> _Task statement_:
Repeat the listing word for word. Leave every picture out.
+-------+
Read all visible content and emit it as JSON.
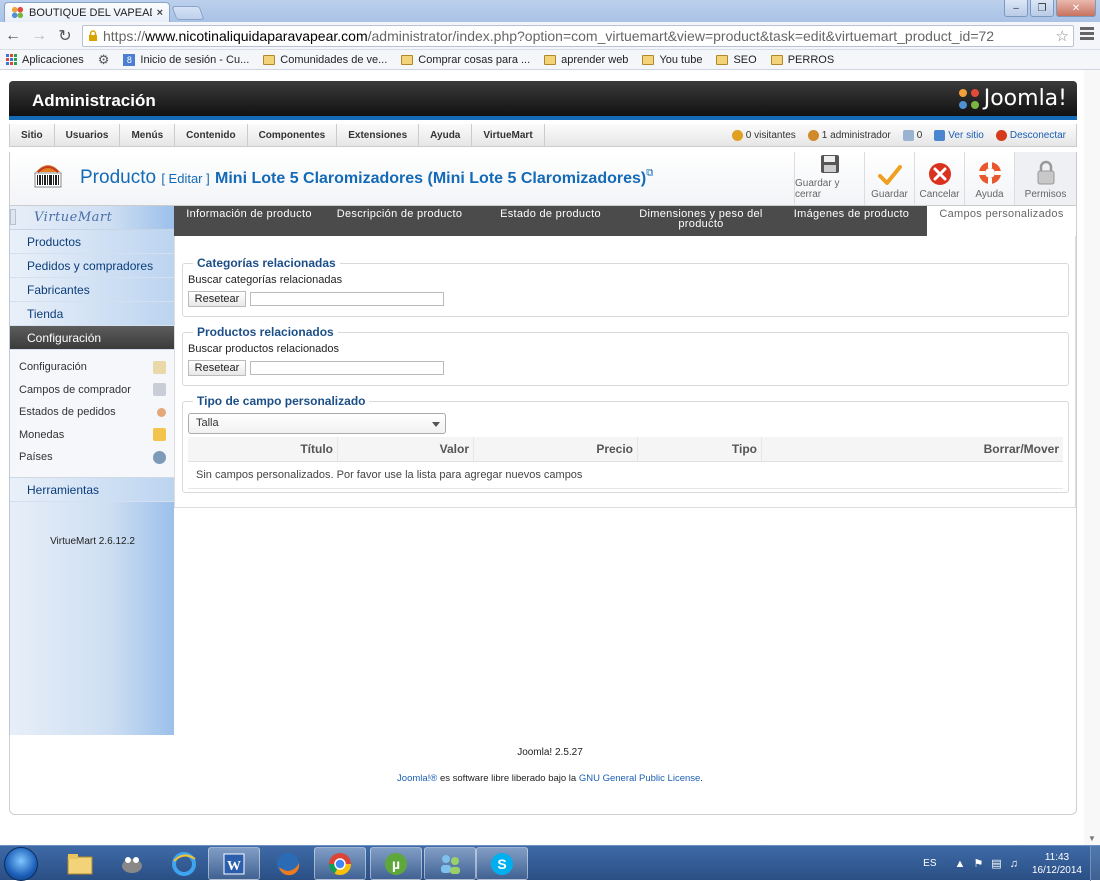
{
  "browser": {
    "tab_title": "BOUTIQUE DEL VAPEADO",
    "tab_close": "×",
    "url_prefix": "https://",
    "url_host": "www.nicotinaliquidaparavapear.com",
    "url_path": "/administrator/index.php?option=com_virtuemart&view=product&task=edit&virtuemart_product_id=72",
    "bookmarks": [
      "Aplicaciones",
      "Inicio de sesión - Cu...",
      "Comunidades de ve...",
      "Comprar cosas para ...",
      "aprender web",
      "You tube",
      "SEO",
      "PERROS"
    ]
  },
  "header": {
    "title": "Administración",
    "brand": "Joomla!"
  },
  "menu": {
    "items": [
      "Sitio",
      "Usuarios",
      "Menús",
      "Contenido",
      "Componentes",
      "Extensiones",
      "Ayuda",
      "VirtueMart"
    ],
    "visitors": "0 visitantes",
    "admins": "1 administrador",
    "messages": "0",
    "view_site": "Ver sitio",
    "logout": "Desconectar"
  },
  "page": {
    "title": "Producto",
    "action": "[ Editar ]",
    "product_name": "Mini Lote 5 Claromizadores (Mini Lote 5 Claromizadores)"
  },
  "toolbar": {
    "save_close": "Guardar y cerrar",
    "save": "Guardar",
    "cancel": "Cancelar",
    "help": "Ayuda",
    "permissions": "Permisos"
  },
  "sidebar": {
    "logo": "VirtueMart",
    "items": [
      "Productos",
      "Pedidos y compradores",
      "Fabricantes",
      "Tienda",
      "Configuración"
    ],
    "sub_items": [
      "Configuración",
      "Campos de comprador",
      "Estados de pedidos",
      "Monedas",
      "Países"
    ],
    "tools": "Herramientas",
    "version": "VirtueMart 2.6.12.2"
  },
  "tabs": [
    "Información de producto",
    "Descripción de producto",
    "Estado de producto",
    "Dimensiones y peso del producto",
    "Imágenes de producto",
    "Campos personalizados"
  ],
  "active_tab": "Campos personalizados",
  "related_categories": {
    "legend": "Categorías relacionadas",
    "label": "Buscar categorías relacionadas",
    "button": "Resetear",
    "value": ""
  },
  "related_products": {
    "legend": "Productos relacionados",
    "label": "Buscar productos relacionados",
    "button": "Resetear",
    "value": ""
  },
  "custom_field": {
    "legend": "Tipo de campo personalizado",
    "selected": "Talla",
    "columns": [
      "Título",
      "Valor",
      "Precio",
      "Tipo",
      "Borrar/Mover"
    ],
    "empty_message": "Sin campos personalizados. Por favor use la lista para agregar nuevos campos"
  },
  "footer": {
    "version": "Joomla! 2.5.27",
    "license_pre": "Joomla!® es software libre liberado bajo la ",
    "license_link": "GNU General Public License",
    "license_post": "."
  },
  "taskbar": {
    "lang": "ES",
    "time": "11:43",
    "date": "16/12/2014"
  }
}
+-------+
> _Result of this exercise_:
Read all visible content and emit it as JSON.
{
  "browser": {
    "tab_title": "BOUTIQUE DEL VAPEADO",
    "tab_close": "×",
    "url_prefix": "https://",
    "url_host": "www.nicotinaliquidaparavapear.com",
    "url_path": "/administrator/index.php?option=com_virtuemart&view=product&task=edit&virtuemart_product_id=72",
    "bookmarks": [
      "Aplicaciones",
      "Inicio de sesión - Cu...",
      "Comunidades de ve...",
      "Comprar cosas para ...",
      "aprender web",
      "You tube",
      "SEO",
      "PERROS"
    ]
  },
  "header": {
    "title": "Administración",
    "brand": "Joomla!"
  },
  "menu": {
    "items": [
      "Sitio",
      "Usuarios",
      "Menús",
      "Contenido",
      "Componentes",
      "Extensiones",
      "Ayuda",
      "VirtueMart"
    ],
    "visitors": "0 visitantes",
    "admins": "1 administrador",
    "messages": "0",
    "view_site": "Ver sitio",
    "logout": "Desconectar"
  },
  "page": {
    "title": "Producto",
    "action": "[ Editar ]",
    "product_name": "Mini Lote 5 Claromizadores (Mini Lote 5 Claromizadores)"
  },
  "toolbar": {
    "save_close": "Guardar y cerrar",
    "save": "Guardar",
    "cancel": "Cancelar",
    "help": "Ayuda",
    "permissions": "Permisos"
  },
  "sidebar": {
    "logo": "VirtueMart",
    "items": [
      "Productos",
      "Pedidos y compradores",
      "Fabricantes",
      "Tienda",
      "Configuración"
    ],
    "sub_items": [
      "Configuración",
      "Campos de comprador",
      "Estados de pedidos",
      "Monedas",
      "Países"
    ],
    "tools": "Herramientas",
    "version": "VirtueMart 2.6.12.2"
  },
  "tabs": [
    "Información de producto",
    "Descripción de producto",
    "Estado de producto",
    "Dimensiones y peso del producto",
    "Imágenes de producto",
    "Campos personalizados"
  ],
  "active_tab": "Campos personalizados",
  "related_categories": {
    "legend": "Categorías relacionadas",
    "label": "Buscar categorías relacionadas",
    "button": "Resetear",
    "value": ""
  },
  "related_products": {
    "legend": "Productos relacionados",
    "label": "Buscar productos relacionados",
    "button": "Resetear",
    "value": ""
  },
  "custom_field": {
    "legend": "Tipo de campo personalizado",
    "selected": "Talla",
    "columns": [
      "Título",
      "Valor",
      "Precio",
      "Tipo",
      "Borrar/Mover"
    ],
    "empty_message": "Sin campos personalizados. Por favor use la lista para agregar nuevos campos"
  },
  "footer": {
    "version": "Joomla! 2.5.27",
    "license_pre": "Joomla!® es software libre liberado bajo la ",
    "license_link": "GNU General Public License",
    "license_post": "."
  },
  "taskbar": {
    "lang": "ES",
    "time": "11:43",
    "date": "16/12/2014"
  }
}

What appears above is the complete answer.